_WHAT IS EXPECTED_
Pull every line of the entries that has the word "Ripple".

▬▬▬

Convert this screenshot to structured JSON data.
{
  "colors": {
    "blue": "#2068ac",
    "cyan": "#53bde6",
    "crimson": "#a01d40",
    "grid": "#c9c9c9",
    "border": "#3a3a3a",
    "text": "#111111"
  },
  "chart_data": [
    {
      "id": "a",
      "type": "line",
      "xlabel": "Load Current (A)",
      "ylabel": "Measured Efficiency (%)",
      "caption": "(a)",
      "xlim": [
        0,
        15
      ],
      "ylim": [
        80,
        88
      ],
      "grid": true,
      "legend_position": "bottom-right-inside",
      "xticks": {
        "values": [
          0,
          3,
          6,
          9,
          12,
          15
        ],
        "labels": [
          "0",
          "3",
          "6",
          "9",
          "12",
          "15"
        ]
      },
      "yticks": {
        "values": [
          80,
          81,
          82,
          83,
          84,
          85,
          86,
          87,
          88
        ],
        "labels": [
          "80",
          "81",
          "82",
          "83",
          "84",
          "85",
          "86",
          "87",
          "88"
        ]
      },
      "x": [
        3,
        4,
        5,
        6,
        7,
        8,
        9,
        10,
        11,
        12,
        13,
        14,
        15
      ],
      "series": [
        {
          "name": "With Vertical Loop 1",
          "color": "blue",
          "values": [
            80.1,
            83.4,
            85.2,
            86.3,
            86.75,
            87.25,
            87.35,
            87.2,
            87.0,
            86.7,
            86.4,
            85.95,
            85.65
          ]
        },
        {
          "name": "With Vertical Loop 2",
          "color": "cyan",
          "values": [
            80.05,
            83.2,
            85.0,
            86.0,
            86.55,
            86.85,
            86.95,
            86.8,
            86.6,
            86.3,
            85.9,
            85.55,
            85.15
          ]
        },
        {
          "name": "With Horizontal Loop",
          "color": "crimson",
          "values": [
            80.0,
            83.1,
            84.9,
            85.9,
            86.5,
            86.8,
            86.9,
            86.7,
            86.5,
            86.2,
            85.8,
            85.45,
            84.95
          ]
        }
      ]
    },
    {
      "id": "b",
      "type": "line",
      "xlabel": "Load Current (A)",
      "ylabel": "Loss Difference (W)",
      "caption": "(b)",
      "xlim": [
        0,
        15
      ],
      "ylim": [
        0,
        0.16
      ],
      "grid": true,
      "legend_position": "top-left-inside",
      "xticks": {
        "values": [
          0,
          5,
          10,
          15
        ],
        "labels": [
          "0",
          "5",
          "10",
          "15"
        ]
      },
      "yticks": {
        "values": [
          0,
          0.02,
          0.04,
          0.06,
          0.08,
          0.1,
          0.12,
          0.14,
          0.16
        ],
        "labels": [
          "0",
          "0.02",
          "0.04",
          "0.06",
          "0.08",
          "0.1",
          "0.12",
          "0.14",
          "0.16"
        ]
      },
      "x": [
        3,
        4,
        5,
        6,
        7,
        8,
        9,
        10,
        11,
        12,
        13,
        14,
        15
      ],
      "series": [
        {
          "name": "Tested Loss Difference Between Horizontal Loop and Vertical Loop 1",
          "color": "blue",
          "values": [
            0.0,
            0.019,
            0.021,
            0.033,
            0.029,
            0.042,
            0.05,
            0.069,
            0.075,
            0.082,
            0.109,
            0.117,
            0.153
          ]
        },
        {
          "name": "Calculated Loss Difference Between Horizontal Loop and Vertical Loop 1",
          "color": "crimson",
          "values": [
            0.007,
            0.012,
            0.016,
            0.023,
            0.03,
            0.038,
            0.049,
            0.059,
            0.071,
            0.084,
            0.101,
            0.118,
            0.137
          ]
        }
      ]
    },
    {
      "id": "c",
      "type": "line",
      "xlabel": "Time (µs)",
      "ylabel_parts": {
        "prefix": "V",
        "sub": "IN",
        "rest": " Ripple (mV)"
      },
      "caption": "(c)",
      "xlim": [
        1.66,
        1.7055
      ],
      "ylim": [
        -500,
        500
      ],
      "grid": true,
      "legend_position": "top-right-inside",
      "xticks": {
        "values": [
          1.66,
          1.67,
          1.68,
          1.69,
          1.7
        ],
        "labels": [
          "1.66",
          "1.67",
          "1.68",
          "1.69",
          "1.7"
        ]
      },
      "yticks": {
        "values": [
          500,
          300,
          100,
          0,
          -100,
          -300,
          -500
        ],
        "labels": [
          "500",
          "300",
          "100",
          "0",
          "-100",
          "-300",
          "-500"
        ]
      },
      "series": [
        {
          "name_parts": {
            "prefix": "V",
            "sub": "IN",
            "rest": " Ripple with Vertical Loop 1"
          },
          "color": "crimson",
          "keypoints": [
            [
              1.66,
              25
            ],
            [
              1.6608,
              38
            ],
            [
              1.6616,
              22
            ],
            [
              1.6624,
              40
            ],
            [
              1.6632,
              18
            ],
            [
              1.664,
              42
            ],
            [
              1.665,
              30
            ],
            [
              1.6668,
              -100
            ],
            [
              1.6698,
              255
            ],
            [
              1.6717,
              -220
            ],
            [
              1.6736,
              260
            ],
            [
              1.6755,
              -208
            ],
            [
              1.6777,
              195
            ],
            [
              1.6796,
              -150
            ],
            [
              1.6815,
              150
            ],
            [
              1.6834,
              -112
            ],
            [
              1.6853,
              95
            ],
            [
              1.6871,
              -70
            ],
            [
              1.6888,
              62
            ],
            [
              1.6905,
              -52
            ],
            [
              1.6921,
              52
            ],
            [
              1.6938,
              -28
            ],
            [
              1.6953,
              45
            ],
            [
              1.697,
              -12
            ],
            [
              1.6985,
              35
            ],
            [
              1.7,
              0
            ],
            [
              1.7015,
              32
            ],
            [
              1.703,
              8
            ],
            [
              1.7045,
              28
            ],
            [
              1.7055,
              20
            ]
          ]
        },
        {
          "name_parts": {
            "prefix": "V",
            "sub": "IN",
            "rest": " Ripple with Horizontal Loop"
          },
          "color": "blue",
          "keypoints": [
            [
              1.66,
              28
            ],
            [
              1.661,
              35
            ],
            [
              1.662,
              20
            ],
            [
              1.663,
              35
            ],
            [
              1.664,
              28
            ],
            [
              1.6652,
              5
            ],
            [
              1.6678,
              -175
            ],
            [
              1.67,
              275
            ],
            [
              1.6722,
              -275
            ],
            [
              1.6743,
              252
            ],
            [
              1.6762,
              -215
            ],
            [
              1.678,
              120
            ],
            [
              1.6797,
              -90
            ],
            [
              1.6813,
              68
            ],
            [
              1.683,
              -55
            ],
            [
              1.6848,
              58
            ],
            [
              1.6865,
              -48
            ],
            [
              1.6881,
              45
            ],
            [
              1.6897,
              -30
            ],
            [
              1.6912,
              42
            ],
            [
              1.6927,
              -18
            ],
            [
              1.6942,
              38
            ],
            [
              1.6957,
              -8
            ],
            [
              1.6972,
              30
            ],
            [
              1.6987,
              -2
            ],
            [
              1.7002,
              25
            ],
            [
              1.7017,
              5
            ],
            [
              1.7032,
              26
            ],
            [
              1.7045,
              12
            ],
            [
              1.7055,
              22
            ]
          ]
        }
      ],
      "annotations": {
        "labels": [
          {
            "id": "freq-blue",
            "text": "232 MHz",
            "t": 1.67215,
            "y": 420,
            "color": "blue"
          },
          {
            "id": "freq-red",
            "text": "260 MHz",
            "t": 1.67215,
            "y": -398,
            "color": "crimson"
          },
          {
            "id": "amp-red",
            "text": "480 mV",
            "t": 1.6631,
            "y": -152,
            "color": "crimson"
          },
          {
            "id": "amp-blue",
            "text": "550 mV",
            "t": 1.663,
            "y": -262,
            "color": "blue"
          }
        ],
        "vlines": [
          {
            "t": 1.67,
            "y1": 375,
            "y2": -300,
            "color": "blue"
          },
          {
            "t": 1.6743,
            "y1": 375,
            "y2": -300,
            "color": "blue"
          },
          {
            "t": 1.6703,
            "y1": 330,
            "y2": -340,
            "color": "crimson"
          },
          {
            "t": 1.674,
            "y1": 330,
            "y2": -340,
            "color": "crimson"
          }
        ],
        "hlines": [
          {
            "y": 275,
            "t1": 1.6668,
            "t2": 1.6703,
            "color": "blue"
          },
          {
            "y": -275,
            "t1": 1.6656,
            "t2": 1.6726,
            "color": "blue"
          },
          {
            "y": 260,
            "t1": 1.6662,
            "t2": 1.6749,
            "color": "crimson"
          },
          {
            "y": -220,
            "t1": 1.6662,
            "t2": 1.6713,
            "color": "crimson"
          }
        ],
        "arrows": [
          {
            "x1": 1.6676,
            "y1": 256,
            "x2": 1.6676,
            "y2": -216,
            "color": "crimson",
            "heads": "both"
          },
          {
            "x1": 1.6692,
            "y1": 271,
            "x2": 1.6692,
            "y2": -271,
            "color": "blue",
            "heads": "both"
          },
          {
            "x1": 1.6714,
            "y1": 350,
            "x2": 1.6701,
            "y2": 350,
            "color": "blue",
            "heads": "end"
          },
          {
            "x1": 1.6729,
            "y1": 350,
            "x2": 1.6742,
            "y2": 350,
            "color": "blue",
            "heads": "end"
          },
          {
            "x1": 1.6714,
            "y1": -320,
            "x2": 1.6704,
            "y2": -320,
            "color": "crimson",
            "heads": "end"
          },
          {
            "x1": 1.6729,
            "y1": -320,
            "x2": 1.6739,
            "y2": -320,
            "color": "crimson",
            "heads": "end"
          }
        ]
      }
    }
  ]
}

▬▬▬

_REPLY TO THE EXERCISE_
        "rest": " Ripple (mV)"
            "rest": " Ripple with Vertical Loop 1"
            "rest": " Ripple with Horizontal Loop"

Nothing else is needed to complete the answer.